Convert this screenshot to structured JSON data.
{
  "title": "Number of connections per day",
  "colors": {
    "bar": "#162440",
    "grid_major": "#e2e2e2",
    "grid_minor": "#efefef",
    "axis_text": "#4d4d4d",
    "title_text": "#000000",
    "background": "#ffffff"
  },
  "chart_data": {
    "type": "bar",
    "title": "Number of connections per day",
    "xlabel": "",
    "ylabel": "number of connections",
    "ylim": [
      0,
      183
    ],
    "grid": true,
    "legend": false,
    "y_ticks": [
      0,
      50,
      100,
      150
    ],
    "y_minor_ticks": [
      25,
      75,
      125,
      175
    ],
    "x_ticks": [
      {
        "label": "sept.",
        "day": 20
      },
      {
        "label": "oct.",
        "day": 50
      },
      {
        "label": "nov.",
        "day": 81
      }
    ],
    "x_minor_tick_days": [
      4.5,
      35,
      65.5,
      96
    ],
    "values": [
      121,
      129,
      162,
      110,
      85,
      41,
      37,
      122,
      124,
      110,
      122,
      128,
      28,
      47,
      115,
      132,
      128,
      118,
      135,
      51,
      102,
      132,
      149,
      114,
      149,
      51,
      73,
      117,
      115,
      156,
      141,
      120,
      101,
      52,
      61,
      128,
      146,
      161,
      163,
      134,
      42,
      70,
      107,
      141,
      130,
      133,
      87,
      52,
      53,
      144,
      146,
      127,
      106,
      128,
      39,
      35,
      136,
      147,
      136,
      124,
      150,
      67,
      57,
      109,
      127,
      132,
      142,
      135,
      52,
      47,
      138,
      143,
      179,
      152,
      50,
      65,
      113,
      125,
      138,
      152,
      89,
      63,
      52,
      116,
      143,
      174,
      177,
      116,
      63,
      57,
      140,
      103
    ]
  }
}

____

▶ _Short exercise_
Would you reproduce all the entries exactly?

▶ _Task answer_
Convert this screenshot to structured JSON data.
{
  "title": "Number of connections per day",
  "colors": {
    "bar": "#162440",
    "grid_major": "#e2e2e2",
    "grid_minor": "#efefef",
    "axis_text": "#4d4d4d",
    "title_text": "#000000",
    "background": "#ffffff"
  },
  "chart_data": {
    "type": "bar",
    "title": "Number of connections per day",
    "xlabel": "",
    "ylabel": "number of connections",
    "ylim": [
      0,
      183
    ],
    "grid": true,
    "legend": false,
    "y_ticks": [
      0,
      50,
      100,
      150
    ],
    "y_minor_ticks": [
      25,
      75,
      125,
      175
    ],
    "x_ticks": [
      {
        "label": "sept.",
        "day": 20
      },
      {
        "label": "oct.",
        "day": 50
      },
      {
        "label": "nov.",
        "day": 81
      }
    ],
    "x_minor_tick_days": [
      4.5,
      35,
      65.5,
      96
    ],
    "values": [
      121,
      129,
      162,
      110,
      85,
      41,
      37,
      122,
      124,
      110,
      122,
      128,
      28,
      47,
      115,
      132,
      128,
      118,
      135,
      51,
      102,
      132,
      149,
      114,
      149,
      51,
      73,
      117,
      115,
      156,
      141,
      120,
      101,
      52,
      61,
      128,
      146,
      161,
      163,
      134,
      42,
      70,
      107,
      141,
      130,
      133,
      87,
      52,
      53,
      144,
      146,
      127,
      106,
      128,
      39,
      35,
      136,
      147,
      136,
      124,
      150,
      67,
      57,
      109,
      127,
      132,
      142,
      135,
      52,
      47,
      138,
      143,
      179,
      152,
      50,
      65,
      113,
      125,
      138,
      152,
      89,
      63,
      52,
      116,
      143,
      174,
      177,
      116,
      63,
      57,
      140,
      103
    ]
  }
}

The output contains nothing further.